What the task requires.
Repeat every line below exactly, word for word.

-------- Information supplied

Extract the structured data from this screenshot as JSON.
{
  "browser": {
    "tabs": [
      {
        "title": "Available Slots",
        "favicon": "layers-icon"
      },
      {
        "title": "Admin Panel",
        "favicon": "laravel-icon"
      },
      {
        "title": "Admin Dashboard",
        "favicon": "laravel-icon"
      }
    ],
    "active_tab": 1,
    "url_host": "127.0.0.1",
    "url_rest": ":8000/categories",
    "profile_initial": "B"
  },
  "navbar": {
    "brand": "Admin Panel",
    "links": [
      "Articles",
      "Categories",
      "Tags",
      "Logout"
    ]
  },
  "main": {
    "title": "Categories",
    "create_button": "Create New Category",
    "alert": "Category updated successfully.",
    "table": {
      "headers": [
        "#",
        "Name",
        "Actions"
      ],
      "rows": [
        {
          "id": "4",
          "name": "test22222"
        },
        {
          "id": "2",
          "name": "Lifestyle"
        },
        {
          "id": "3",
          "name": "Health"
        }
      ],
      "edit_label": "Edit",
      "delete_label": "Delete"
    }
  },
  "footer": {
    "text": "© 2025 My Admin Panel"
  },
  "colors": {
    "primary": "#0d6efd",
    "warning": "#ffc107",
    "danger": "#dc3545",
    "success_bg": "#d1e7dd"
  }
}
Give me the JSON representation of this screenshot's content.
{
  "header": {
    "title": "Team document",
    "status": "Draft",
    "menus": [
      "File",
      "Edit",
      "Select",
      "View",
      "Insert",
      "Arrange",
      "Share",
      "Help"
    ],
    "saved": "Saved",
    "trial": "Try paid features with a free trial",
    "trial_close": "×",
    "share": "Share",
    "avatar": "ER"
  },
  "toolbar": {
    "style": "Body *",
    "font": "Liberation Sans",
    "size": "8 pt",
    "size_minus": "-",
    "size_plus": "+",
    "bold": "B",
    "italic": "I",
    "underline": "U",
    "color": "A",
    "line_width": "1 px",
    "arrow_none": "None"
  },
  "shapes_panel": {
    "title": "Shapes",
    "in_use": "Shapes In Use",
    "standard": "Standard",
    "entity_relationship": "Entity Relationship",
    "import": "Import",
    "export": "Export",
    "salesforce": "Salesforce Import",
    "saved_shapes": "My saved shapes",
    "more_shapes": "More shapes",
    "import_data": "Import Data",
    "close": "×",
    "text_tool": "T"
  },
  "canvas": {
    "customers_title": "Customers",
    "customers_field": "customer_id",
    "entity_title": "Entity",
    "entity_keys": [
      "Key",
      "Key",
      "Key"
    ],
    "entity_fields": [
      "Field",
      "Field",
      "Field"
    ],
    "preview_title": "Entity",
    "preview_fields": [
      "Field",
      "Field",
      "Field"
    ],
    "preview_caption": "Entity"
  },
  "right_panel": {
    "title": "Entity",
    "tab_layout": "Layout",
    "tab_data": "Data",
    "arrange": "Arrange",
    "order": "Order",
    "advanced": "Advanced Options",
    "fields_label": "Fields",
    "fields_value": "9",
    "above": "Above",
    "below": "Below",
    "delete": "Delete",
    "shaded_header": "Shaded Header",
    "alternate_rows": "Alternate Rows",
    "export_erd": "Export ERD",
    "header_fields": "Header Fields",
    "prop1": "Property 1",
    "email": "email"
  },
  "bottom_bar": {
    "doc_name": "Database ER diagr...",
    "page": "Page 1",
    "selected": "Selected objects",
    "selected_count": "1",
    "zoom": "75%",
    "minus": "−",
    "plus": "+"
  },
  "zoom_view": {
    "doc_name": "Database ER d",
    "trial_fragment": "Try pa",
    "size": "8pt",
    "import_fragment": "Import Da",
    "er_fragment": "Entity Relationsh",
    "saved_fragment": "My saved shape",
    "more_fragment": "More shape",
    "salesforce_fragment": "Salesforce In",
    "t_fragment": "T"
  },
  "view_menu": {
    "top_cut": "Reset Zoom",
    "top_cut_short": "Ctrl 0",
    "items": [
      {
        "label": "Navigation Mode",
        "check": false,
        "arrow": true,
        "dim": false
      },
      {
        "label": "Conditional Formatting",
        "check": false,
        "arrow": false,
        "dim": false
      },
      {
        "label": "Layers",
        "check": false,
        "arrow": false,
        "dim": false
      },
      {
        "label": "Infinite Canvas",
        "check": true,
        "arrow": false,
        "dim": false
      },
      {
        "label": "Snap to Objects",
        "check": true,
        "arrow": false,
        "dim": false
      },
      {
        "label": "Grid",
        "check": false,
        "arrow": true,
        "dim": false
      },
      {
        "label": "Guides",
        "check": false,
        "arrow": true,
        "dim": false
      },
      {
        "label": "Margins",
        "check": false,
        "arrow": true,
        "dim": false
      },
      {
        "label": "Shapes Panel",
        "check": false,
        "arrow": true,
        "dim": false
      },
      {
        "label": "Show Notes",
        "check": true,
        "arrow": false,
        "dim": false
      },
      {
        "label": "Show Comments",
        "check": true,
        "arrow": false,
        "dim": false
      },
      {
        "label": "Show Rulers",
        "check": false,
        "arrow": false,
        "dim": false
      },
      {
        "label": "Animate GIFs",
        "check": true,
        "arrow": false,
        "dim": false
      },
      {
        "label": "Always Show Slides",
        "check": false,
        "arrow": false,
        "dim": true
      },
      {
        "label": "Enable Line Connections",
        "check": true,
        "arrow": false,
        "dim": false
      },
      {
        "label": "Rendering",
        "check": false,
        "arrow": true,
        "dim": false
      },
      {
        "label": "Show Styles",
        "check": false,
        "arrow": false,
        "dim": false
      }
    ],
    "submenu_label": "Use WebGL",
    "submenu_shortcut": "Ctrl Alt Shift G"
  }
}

----------------

Correct output.
Extract the structured data from this screenshot as JSON.
{
  "browser": {
    "tabs": [
      {
        "title": "Available Slots",
        "favicon": "layers-icon"
      },
      {
        "title": "Admin Panel",
        "favicon": "laravel-icon"
      },
      {
        "title": "Admin Dashboard",
        "favicon": "laravel-icon"
      }
    ],
    "active_tab": 1,
    "url_host": "127.0.0.1",
    "url_rest": ":8000/categories",
    "profile_initial": "B"
  },
  "navbar": {
    "brand": "Admin Panel",
    "links": [
      "Articles",
      "Categories",
      "Tags",
      "Logout"
    ]
  },
  "main": {
    "title": "Categories",
    "create_button": "Create New Category",
    "alert": "Category updated successfully.",
    "table": {
      "headers": [
        "#",
        "Name",
        "Actions"
      ],
      "rows": [
        {
          "id": "4",
          "name": "test22222"
        },
        {
          "id": "2",
          "name": "Lifestyle"
        },
        {
          "id": "3",
          "name": "Health"
        }
      ],
      "edit_label": "Edit",
      "delete_label": "Delete"
    }
  },
  "footer": {
    "text": "© 2025 My Admin Panel"
  },
  "colors": {
    "primary": "#0d6efd",
    "warning": "#ffc107",
    "danger": "#dc3545",
    "success_bg": "#d1e7dd"
  }
}
Give me the JSON representation of this screenshot's content.
{
  "header": {
    "title": "Team document",
    "status": "Draft",
    "menus": [
      "File",
      "Edit",
      "Select",
      "View",
      "Insert",
      "Arrange",
      "Share",
      "Help"
    ],
    "saved": "Saved",
    "trial": "Try paid features with a free trial",
    "trial_close": "×",
    "share": "Share",
    "avatar": "ER"
  },
  "toolbar": {
    "style": "Body *",
    "font": "Liberation Sans",
    "size": "8 pt",
    "size_minus": "-",
    "size_plus": "+",
    "bold": "B",
    "italic": "I",
    "underline": "U",
    "color": "A",
    "line_width": "1 px",
    "arrow_none": "None"
  },
  "shapes_panel": {
    "title": "Shapes",
    "in_use": "Shapes In Use",
    "standard": "Standard",
    "entity_relationship": "Entity Relationship",
    "import": "Import",
    "export": "Export",
    "salesforce": "Salesforce Import",
    "saved_shapes": "My saved shapes",
    "more_shapes": "More shapes",
    "import_data": "Import Data",
    "close": "×",
    "text_tool": "T"
  },
  "canvas": {
    "customers_title": "Customers",
    "customers_field": "customer_id",
    "entity_title": "Entity",
    "entity_keys": [
      "Key",
      "Key",
      "Key"
    ],
    "entity_fields": [
      "Field",
      "Field",
      "Field"
    ],
    "preview_title": "Entity",
    "preview_fields": [
      "Field",
      "Field",
      "Field"
    ],
    "preview_caption": "Entity"
  },
  "right_panel": {
    "title": "Entity",
    "tab_layout": "Layout",
    "tab_data": "Data",
    "arrange": "Arrange",
    "order": "Order",
    "advanced": "Advanced Options",
    "fields_label": "Fields",
    "fields_value": "9",
    "above": "Above",
    "below": "Below",
    "delete": "Delete",
    "shaded_header": "Shaded Header",
    "alternate_rows": "Alternate Rows",
    "export_erd": "Export ERD",
    "header_fields": "Header Fields",
    "prop1": "Property 1",
    "email": "email"
  },
  "bottom_bar": {
    "doc_name": "Database ER diagr...",
    "page": "Page 1",
    "selected": "Selected objects",
    "selected_count": "1",
    "zoom": "75%",
    "minus": "−",
    "plus": "+"
  },
  "zoom_view": {
    "doc_name": "Database ER d",
    "trial_fragment": "Try pa",
    "size": "8pt",
    "import_fragment": "Import Da",
    "er_fragment": "Entity Relationsh",
    "saved_fragment": "My saved shape",
    "more_fragment": "More shape",
    "salesforce_fragment": "Salesforce In",
    "t_fragment": "T"
  },
  "view_menu": {
    "top_cut": "Reset Zoom",
    "top_cut_short": "Ctrl 0",
    "items": [
      {
        "label": "Navigation Mode",
        "check": false,
        "arrow": true,
        "dim": false
      },
      {
        "label": "Conditional Formatting",
        "check": false,
        "arrow": false,
        "dim": false
      },
      {
        "label": "Layers",
        "check": false,
        "arrow": false,
        "dim": false
      },
      {
        "label": "Infinite Canvas",
        "check": true,
        "arrow": false,
        "dim": false
      },
      {
        "label": "Snap to Objects",
        "check": true,
        "arrow": false,
        "dim": false
      },
      {
        "label": "Grid",
        "check": false,
        "arrow": true,
        "dim": false
      },
      {
        "label": "Guides",
        "check": false,
        "arrow": true,
        "dim": false
      },
      {
        "label": "Margins",
        "check": false,
        "arrow": true,
        "dim": false
      },
      {
        "label": "Shapes Panel",
        "check": false,
        "arrow": true,
        "dim": false
      },
      {
        "label": "Show Notes",
        "check": true,
        "arrow": false,
        "dim": false
      },
      {
        "label": "Show Comments",
        "check": true,
        "arrow": false,
        "dim": false
      },
      {
        "label": "Show Rulers",
        "check": false,
        "arrow": false,
        "dim": false
      },
      {
        "label": "Animate GIFs",
        "check": true,
        "arrow": false,
        "dim": false
      },
      {
        "label": "Always Show Slides",
        "check": false,
        "arrow": false,
        "dim": true
      },
      {
        "label": "Enable Line Connections",
        "check": true,
        "arrow": false,
        "dim": false
      },
      {
        "label": "Rendering",
        "check": false,
        "arrow": true,
        "dim": false
      },
      {
        "label": "Show Styles",
        "check": false,
        "arrow": false,
        "dim": false
      }
    ],
    "submenu_label": "Use WebGL",
    "submenu_shortcut": "Ctrl Alt Shift G"
  }
}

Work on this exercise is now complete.